Required task: Reproduce each line exactly, including spacing and punctuation.

━━ Provided data

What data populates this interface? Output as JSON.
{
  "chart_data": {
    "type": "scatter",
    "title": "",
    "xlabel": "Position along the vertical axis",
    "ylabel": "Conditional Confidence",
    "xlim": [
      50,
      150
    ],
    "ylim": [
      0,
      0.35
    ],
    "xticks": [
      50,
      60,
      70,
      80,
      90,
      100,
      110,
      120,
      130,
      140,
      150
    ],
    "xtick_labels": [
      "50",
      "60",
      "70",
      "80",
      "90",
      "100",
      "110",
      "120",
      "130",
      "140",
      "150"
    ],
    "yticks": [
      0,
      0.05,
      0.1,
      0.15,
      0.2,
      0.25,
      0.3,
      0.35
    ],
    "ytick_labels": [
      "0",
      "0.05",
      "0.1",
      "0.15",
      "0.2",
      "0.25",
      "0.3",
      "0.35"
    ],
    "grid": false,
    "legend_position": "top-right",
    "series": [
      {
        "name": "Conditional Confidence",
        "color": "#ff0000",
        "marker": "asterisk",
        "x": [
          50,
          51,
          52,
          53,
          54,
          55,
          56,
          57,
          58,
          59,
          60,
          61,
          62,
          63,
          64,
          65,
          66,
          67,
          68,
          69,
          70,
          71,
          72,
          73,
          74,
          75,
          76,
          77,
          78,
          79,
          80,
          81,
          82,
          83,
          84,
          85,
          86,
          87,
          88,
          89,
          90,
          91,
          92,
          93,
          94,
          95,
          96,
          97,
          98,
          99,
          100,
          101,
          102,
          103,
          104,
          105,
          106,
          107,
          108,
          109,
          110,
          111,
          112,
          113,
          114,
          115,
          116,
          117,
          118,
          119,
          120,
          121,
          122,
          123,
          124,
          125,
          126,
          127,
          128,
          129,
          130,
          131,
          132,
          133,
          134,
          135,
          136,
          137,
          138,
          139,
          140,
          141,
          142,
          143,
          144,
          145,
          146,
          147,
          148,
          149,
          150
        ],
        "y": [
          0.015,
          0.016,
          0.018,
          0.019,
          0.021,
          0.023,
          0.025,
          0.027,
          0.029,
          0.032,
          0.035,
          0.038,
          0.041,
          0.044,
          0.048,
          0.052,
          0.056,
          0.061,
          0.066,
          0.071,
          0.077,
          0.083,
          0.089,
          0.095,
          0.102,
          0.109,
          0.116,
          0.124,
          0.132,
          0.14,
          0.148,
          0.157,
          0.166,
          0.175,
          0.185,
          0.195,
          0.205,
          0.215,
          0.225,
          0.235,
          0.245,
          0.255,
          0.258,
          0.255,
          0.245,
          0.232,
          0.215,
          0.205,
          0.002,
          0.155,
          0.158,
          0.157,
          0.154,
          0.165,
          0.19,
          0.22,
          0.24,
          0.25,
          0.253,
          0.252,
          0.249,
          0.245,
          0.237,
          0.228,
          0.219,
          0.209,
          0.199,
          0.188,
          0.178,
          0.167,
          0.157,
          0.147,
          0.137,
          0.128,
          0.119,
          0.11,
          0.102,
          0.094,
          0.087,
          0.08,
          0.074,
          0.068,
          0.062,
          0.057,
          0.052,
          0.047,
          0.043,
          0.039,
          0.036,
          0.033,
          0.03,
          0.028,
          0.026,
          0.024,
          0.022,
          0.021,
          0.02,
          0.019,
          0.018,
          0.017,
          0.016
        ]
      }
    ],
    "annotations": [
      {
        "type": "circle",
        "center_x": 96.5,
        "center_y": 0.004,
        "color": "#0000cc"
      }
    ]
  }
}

━━━━

Problem solution:
What data populates this interface? Output as JSON.
{
  "chart_data": {
    "type": "scatter",
    "title": "",
    "xlabel": "Position along the vertical axis",
    "ylabel": "Conditional Confidence",
    "xlim": [
      50,
      150
    ],
    "ylim": [
      0,
      0.35
    ],
    "xticks": [
      50,
      60,
      70,
      80,
      90,
      100,
      110,
      120,
      130,
      140,
      150
    ],
    "xtick_labels": [
      "50",
      "60",
      "70",
      "80",
      "90",
      "100",
      "110",
      "120",
      "130",
      "140",
      "150"
    ],
    "yticks": [
      0,
      0.05,
      0.1,
      0.15,
      0.2,
      0.25,
      0.3,
      0.35
    ],
    "ytick_labels": [
      "0",
      "0.05",
      "0.1",
      "0.15",
      "0.2",
      "0.25",
      "0.3",
      "0.35"
    ],
    "grid": false,
    "legend_position": "top-right",
    "series": [
      {
        "name": "Conditional Confidence",
        "color": "#ff0000",
        "marker": "asterisk",
        "x": [
          50,
          51,
          52,
          53,
          54,
          55,
          56,
          57,
          58,
          59,
          60,
          61,
          62,
          63,
          64,
          65,
          66,
          67,
          68,
          69,
          70,
          71,
          72,
          73,
          74,
          75,
          76,
          77,
          78,
          79,
          80,
          81,
          82,
          83,
          84,
          85,
          86,
          87,
          88,
          89,
          90,
          91,
          92,
          93,
          94,
          95,
          96,
          97,
          98,
          99,
          100,
          101,
          102,
          103,
          104,
          105,
          106,
          107,
          108,
          109,
          110,
          111,
          112,
          113,
          114,
          115,
          116,
          117,
          118,
          119,
          120,
          121,
          122,
          123,
          124,
          125,
          126,
          127,
          128,
          129,
          130,
          131,
          132,
          133,
          134,
          135,
          136,
          137,
          138,
          139,
          140,
          141,
          142,
          143,
          144,
          145,
          146,
          147,
          148,
          149,
          150
        ],
        "y": [
          0.015,
          0.016,
          0.018,
          0.019,
          0.021,
          0.023,
          0.025,
          0.027,
          0.029,
          0.032,
          0.035,
          0.038,
          0.041,
          0.044,
          0.048,
          0.052,
          0.056,
          0.061,
          0.066,
          0.071,
          0.077,
          0.083,
          0.089,
          0.095,
          0.102,
          0.109,
          0.116,
          0.124,
          0.132,
          0.14,
          0.148,
          0.157,
          0.166,
          0.175,
          0.185,
          0.195,
          0.205,
          0.215,
          0.225,
          0.235,
          0.245,
          0.255,
          0.258,
          0.255,
          0.245,
          0.232,
          0.215,
          0.205,
          0.002,
          0.155,
          0.158,
          0.157,
          0.154,
          0.165,
          0.19,
          0.22,
          0.24,
          0.25,
          0.253,
          0.252,
          0.249,
          0.245,
          0.237,
          0.228,
          0.219,
          0.209,
          0.199,
          0.188,
          0.178,
          0.167,
          0.157,
          0.147,
          0.137,
          0.128,
          0.119,
          0.11,
          0.102,
          0.094,
          0.087,
          0.08,
          0.074,
          0.068,
          0.062,
          0.057,
          0.052,
          0.047,
          0.043,
          0.039,
          0.036,
          0.033,
          0.03,
          0.028,
          0.026,
          0.024,
          0.022,
          0.021,
          0.02,
          0.019,
          0.018,
          0.017,
          0.016
        ]
      }
    ],
    "annotations": [
      {
        "type": "circle",
        "center_x": 96.5,
        "center_y": 0.004,
        "color": "#0000cc"
      }
    ]
  }
}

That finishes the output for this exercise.